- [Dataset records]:
*-*-*

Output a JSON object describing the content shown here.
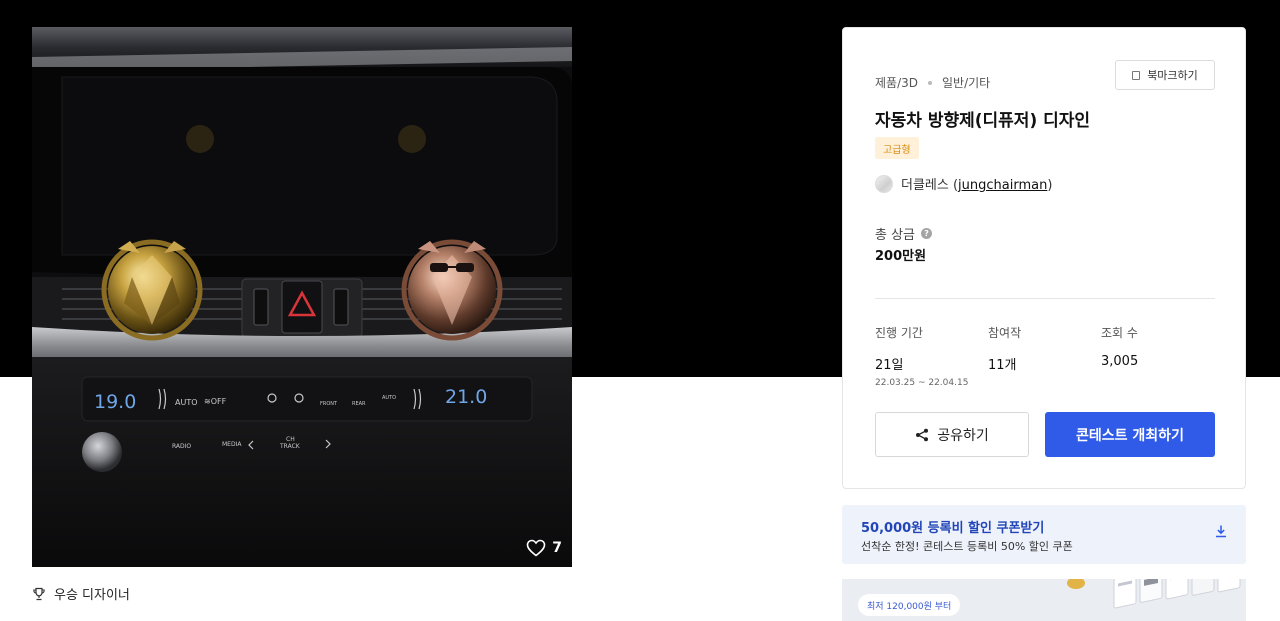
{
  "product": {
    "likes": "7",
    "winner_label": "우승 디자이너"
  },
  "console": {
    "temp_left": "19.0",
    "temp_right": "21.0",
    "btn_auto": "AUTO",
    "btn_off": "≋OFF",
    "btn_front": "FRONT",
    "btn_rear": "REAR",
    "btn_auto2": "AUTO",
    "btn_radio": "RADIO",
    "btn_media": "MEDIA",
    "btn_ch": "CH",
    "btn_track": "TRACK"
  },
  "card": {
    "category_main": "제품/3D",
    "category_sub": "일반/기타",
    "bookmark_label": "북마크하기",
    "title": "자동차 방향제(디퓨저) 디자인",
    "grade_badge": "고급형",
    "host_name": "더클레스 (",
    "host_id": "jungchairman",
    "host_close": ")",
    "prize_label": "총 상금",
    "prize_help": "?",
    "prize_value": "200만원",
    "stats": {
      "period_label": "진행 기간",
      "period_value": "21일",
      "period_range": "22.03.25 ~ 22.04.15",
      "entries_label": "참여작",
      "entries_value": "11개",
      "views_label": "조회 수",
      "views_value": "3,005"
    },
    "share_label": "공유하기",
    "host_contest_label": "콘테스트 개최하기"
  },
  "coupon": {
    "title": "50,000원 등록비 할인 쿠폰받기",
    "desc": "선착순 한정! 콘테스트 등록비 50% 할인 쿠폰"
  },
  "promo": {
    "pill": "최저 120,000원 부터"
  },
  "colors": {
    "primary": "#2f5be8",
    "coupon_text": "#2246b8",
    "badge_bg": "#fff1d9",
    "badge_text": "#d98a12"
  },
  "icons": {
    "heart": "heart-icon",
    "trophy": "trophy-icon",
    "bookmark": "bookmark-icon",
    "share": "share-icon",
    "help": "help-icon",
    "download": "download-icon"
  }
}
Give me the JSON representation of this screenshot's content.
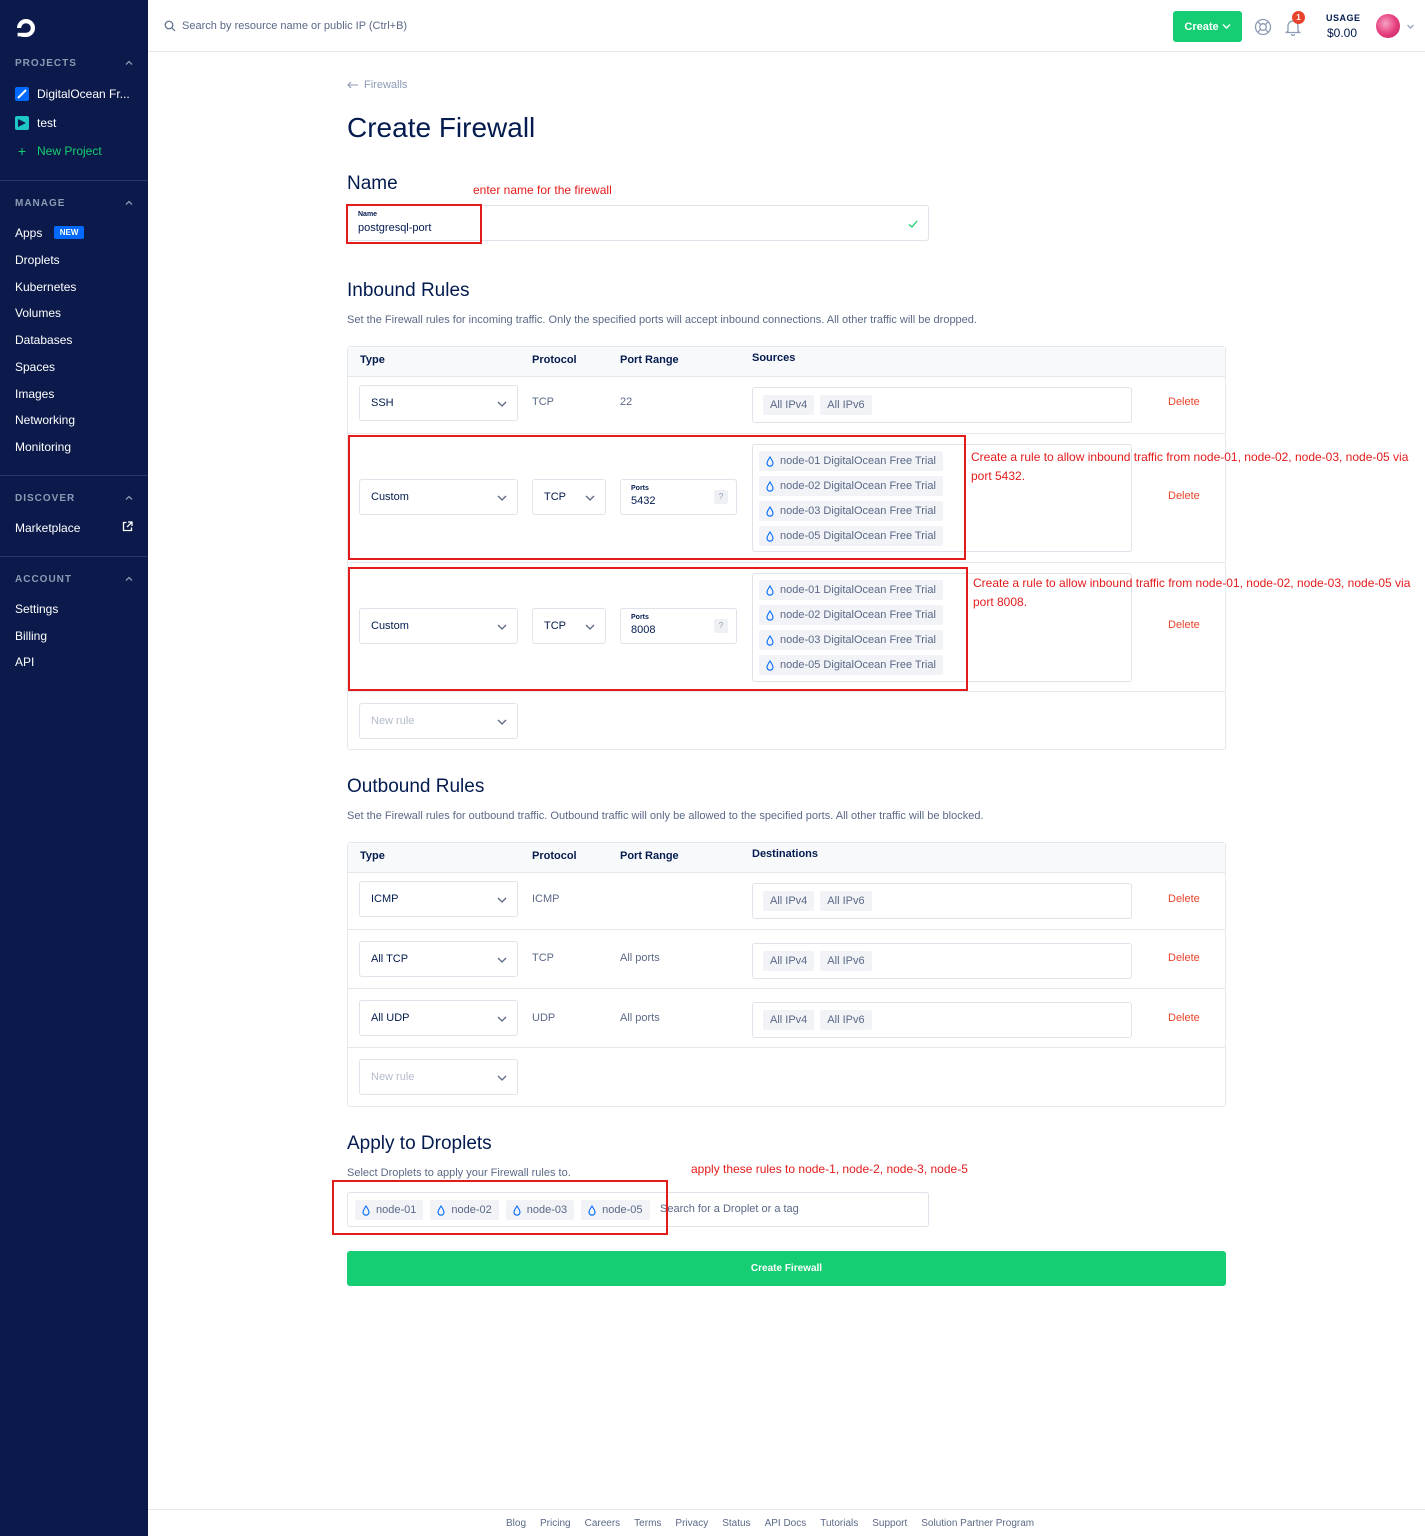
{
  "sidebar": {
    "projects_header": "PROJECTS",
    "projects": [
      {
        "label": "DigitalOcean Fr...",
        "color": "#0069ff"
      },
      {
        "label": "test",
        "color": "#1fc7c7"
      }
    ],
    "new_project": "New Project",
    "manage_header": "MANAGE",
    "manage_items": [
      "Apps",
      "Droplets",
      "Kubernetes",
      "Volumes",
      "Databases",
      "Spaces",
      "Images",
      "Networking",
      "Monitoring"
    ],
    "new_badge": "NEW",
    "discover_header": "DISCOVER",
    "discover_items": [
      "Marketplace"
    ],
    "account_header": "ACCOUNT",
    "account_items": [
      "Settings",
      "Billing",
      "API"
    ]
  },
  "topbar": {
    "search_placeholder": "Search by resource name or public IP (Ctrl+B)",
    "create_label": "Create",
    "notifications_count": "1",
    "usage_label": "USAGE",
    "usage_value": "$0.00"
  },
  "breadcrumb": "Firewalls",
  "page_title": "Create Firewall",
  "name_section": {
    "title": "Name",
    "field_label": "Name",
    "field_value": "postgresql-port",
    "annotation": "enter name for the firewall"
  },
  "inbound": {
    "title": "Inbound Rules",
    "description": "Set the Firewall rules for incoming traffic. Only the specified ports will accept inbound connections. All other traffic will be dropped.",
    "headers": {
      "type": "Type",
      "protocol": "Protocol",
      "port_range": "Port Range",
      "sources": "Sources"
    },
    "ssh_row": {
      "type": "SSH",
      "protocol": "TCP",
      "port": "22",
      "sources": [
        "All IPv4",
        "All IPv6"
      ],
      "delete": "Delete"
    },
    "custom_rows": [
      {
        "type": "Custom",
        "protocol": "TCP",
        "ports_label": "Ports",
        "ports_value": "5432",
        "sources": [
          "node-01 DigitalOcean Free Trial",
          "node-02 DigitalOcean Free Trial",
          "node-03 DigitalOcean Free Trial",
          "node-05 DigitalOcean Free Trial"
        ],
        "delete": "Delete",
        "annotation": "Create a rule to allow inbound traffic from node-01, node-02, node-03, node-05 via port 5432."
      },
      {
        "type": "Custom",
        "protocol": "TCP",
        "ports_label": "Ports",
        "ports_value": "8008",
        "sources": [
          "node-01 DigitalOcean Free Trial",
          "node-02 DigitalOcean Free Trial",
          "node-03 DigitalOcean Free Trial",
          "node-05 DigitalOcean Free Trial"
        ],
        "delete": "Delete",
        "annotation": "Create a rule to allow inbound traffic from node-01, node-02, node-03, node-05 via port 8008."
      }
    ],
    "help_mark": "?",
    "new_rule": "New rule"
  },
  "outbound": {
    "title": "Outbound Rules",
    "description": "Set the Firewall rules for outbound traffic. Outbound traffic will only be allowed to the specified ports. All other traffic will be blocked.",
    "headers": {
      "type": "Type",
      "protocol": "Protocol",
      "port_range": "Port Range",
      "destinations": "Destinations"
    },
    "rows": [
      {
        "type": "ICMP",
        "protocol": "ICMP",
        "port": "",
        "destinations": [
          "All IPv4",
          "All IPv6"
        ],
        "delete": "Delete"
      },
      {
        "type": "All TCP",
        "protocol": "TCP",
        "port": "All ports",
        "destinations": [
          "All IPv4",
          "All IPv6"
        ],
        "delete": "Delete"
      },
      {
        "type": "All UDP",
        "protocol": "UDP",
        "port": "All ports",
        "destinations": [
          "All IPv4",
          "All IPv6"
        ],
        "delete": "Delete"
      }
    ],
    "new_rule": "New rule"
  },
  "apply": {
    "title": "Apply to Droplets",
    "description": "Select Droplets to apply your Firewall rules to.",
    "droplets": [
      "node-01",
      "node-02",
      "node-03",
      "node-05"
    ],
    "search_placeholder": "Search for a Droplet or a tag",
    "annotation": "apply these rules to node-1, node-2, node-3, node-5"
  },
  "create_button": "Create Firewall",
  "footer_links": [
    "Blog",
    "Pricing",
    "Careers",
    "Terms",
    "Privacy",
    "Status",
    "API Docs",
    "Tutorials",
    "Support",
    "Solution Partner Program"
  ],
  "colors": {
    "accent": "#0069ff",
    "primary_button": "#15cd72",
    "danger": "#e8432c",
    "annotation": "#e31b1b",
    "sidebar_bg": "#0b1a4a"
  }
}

*-*-*

- [CHALLENGE]: Quote every record above exactly, omitting any pictures they contain.

- [OUTPUT FOR THIS TASK]:
Output a JSON object describing the content shown here.
{
  "product": {
    "likes": "7",
    "winner_label": "우승 디자이너"
  },
  "console": {
    "temp_left": "19.0",
    "temp_right": "21.0",
    "btn_auto": "AUTO",
    "btn_off": "≋OFF",
    "btn_front": "FRONT",
    "btn_rear": "REAR",
    "btn_auto2": "AUTO",
    "btn_radio": "RADIO",
    "btn_media": "MEDIA",
    "btn_ch": "CH",
    "btn_track": "TRACK"
  },
  "card": {
    "category_main": "제품/3D",
    "category_sub": "일반/기타",
    "bookmark_label": "북마크하기",
    "title": "자동차 방향제(디퓨저) 디자인",
    "grade_badge": "고급형",
    "host_name": "더클레스 (",
    "host_id": "jungchairman",
    "host_close": ")",
    "prize_label": "총 상금",
    "prize_help": "?",
    "prize_value": "200만원",
    "stats": {
      "period_label": "진행 기간",
      "period_value": "21일",
      "period_range": "22.03.25 ~ 22.04.15",
      "entries_label": "참여작",
      "entries_value": "11개",
      "views_label": "조회 수",
      "views_value": "3,005"
    },
    "share_label": "공유하기",
    "host_contest_label": "콘테스트 개최하기"
  },
  "coupon": {
    "title": "50,000원 등록비 할인 쿠폰받기",
    "desc": "선착순 한정! 콘테스트 등록비 50% 할인 쿠폰"
  },
  "promo": {
    "pill": "최저 120,000원 부터"
  },
  "colors": {
    "primary": "#2f5be8",
    "coupon_text": "#2246b8",
    "badge_bg": "#fff1d9",
    "badge_text": "#d98a12"
  },
  "icons": {
    "heart": "heart-icon",
    "trophy": "trophy-icon",
    "bookmark": "bookmark-icon",
    "share": "share-icon",
    "help": "help-icon",
    "download": "download-icon"
  }
}
Give me the JSON representation of this screenshot's content.
{
  "sidebar": {
    "projects_header": "PROJECTS",
    "projects": [
      {
        "label": "DigitalOcean Fr...",
        "color": "#0069ff"
      },
      {
        "label": "test",
        "color": "#1fc7c7"
      }
    ],
    "new_project": "New Project",
    "manage_header": "MANAGE",
    "manage_items": [
      "Apps",
      "Droplets",
      "Kubernetes",
      "Volumes",
      "Databases",
      "Spaces",
      "Images",
      "Networking",
      "Monitoring"
    ],
    "new_badge": "NEW",
    "discover_header": "DISCOVER",
    "discover_items": [
      "Marketplace"
    ],
    "account_header": "ACCOUNT",
    "account_items": [
      "Settings",
      "Billing",
      "API"
    ]
  },
  "topbar": {
    "search_placeholder": "Search by resource name or public IP (Ctrl+B)",
    "create_label": "Create",
    "notifications_count": "1",
    "usage_label": "USAGE",
    "usage_value": "$0.00"
  },
  "breadcrumb": "Firewalls",
  "page_title": "Create Firewall",
  "name_section": {
    "title": "Name",
    "field_label": "Name",
    "field_value": "postgresql-port",
    "annotation": "enter name for the firewall"
  },
  "inbound": {
    "title": "Inbound Rules",
    "description": "Set the Firewall rules for incoming traffic. Only the specified ports will accept inbound connections. All other traffic will be dropped.",
    "headers": {
      "type": "Type",
      "protocol": "Protocol",
      "port_range": "Port Range",
      "sources": "Sources"
    },
    "ssh_row": {
      "type": "SSH",
      "protocol": "TCP",
      "port": "22",
      "sources": [
        "All IPv4",
        "All IPv6"
      ],
      "delete": "Delete"
    },
    "custom_rows": [
      {
        "type": "Custom",
        "protocol": "TCP",
        "ports_label": "Ports",
        "ports_value": "5432",
        "sources": [
          "node-01 DigitalOcean Free Trial",
          "node-02 DigitalOcean Free Trial",
          "node-03 DigitalOcean Free Trial",
          "node-05 DigitalOcean Free Trial"
        ],
        "delete": "Delete",
        "annotation": "Create a rule to allow inbound traffic from node-01, node-02, node-03, node-05 via port 5432."
      },
      {
        "type": "Custom",
        "protocol": "TCP",
        "ports_label": "Ports",
        "ports_value": "8008",
        "sources": [
          "node-01 DigitalOcean Free Trial",
          "node-02 DigitalOcean Free Trial",
          "node-03 DigitalOcean Free Trial",
          "node-05 DigitalOcean Free Trial"
        ],
        "delete": "Delete",
        "annotation": "Create a rule to allow inbound traffic from node-01, node-02, node-03, node-05 via port 8008."
      }
    ],
    "help_mark": "?",
    "new_rule": "New rule"
  },
  "outbound": {
    "title": "Outbound Rules",
    "description": "Set the Firewall rules for outbound traffic. Outbound traffic will only be allowed to the specified ports. All other traffic will be blocked.",
    "headers": {
      "type": "Type",
      "protocol": "Protocol",
      "port_range": "Port Range",
      "destinations": "Destinations"
    },
    "rows": [
      {
        "type": "ICMP",
        "protocol": "ICMP",
        "port": "",
        "destinations": [
          "All IPv4",
          "All IPv6"
        ],
        "delete": "Delete"
      },
      {
        "type": "All TCP",
        "protocol": "TCP",
        "port": "All ports",
        "destinations": [
          "All IPv4",
          "All IPv6"
        ],
        "delete": "Delete"
      },
      {
        "type": "All UDP",
        "protocol": "UDP",
        "port": "All ports",
        "destinations": [
          "All IPv4",
          "All IPv6"
        ],
        "delete": "Delete"
      }
    ],
    "new_rule": "New rule"
  },
  "apply": {
    "title": "Apply to Droplets",
    "description": "Select Droplets to apply your Firewall rules to.",
    "droplets": [
      "node-01",
      "node-02",
      "node-03",
      "node-05"
    ],
    "search_placeholder": "Search for a Droplet or a tag",
    "annotation": "apply these rules to node-1, node-2, node-3, node-5"
  },
  "create_button": "Create Firewall",
  "footer_links": [
    "Blog",
    "Pricing",
    "Careers",
    "Terms",
    "Privacy",
    "Status",
    "API Docs",
    "Tutorials",
    "Support",
    "Solution Partner Program"
  ],
  "colors": {
    "accent": "#0069ff",
    "primary_button": "#15cd72",
    "danger": "#e8432c",
    "annotation": "#e31b1b",
    "sidebar_bg": "#0b1a4a"
  }
}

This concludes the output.